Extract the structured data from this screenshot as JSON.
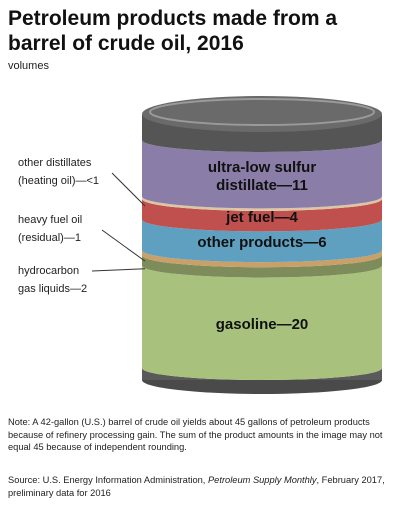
{
  "chart_data": {
    "type": "stacked-barrel",
    "title": "Petroleum products made from a barrel of crude oil, 2016",
    "subtitle": "volumes",
    "series": [
      {
        "name": "gasoline—20",
        "value": 20,
        "color": "#a8c27d"
      },
      {
        "name": "hydrocarbon\ngas liquids—2",
        "value": 2,
        "color": "#7d8c5a"
      },
      {
        "name": "heavy fuel oil\n(residual)—1",
        "value": 1,
        "color": "#c8a068"
      },
      {
        "name": "other products—6",
        "value": 6,
        "color": "#5fa0c0"
      },
      {
        "name": "jet fuel—4",
        "value": 4,
        "color": "#c0504d"
      },
      {
        "name": "other distillates\n(heating oil)—<1",
        "value": 0.5,
        "color": "#dcc6a4"
      },
      {
        "name": "ultra-low sulfur\ndistillate—11",
        "value": 11,
        "color": "#8a7ea8"
      }
    ],
    "note": "Note: A 42-gallon (U.S.) barrel of crude oil yields about 45 gallons of petroleum products because of refinery processing gain. The sum of the product amounts in the image may not equal 45 because of independent rounding.",
    "source": [
      "Source: U.S. Energy Information Administration, ",
      "Petroleum Supply Monthly",
      ", February 2017, preliminary data for 2016"
    ]
  }
}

+++

▸ **Directive**
Print all the records again exactly; do not include any picture.

▸ **Exercise result**
Extract the structured data from this screenshot as JSON.
{
  "chart_data": {
    "type": "stacked-barrel",
    "title": "Petroleum products made from a barrel of crude oil, 2016",
    "subtitle": "volumes",
    "series": [
      {
        "name": "gasoline—20",
        "value": 20,
        "color": "#a8c27d"
      },
      {
        "name": "hydrocarbon\ngas liquids—2",
        "value": 2,
        "color": "#7d8c5a"
      },
      {
        "name": "heavy fuel oil\n(residual)—1",
        "value": 1,
        "color": "#c8a068"
      },
      {
        "name": "other products—6",
        "value": 6,
        "color": "#5fa0c0"
      },
      {
        "name": "jet fuel—4",
        "value": 4,
        "color": "#c0504d"
      },
      {
        "name": "other distillates\n(heating oil)—<1",
        "value": 0.5,
        "color": "#dcc6a4"
      },
      {
        "name": "ultra-low sulfur\ndistillate—11",
        "value": 11,
        "color": "#8a7ea8"
      }
    ],
    "note": "Note: A 42-gallon (U.S.) barrel of crude oil yields about 45 gallons of petroleum products because of refinery processing gain. The sum of the product amounts in the image may not equal 45 because of independent rounding.",
    "source": [
      "Source: U.S. Energy Information Administration, ",
      "Petroleum Supply Monthly",
      ", February 2017, preliminary data for 2016"
    ]
  }
}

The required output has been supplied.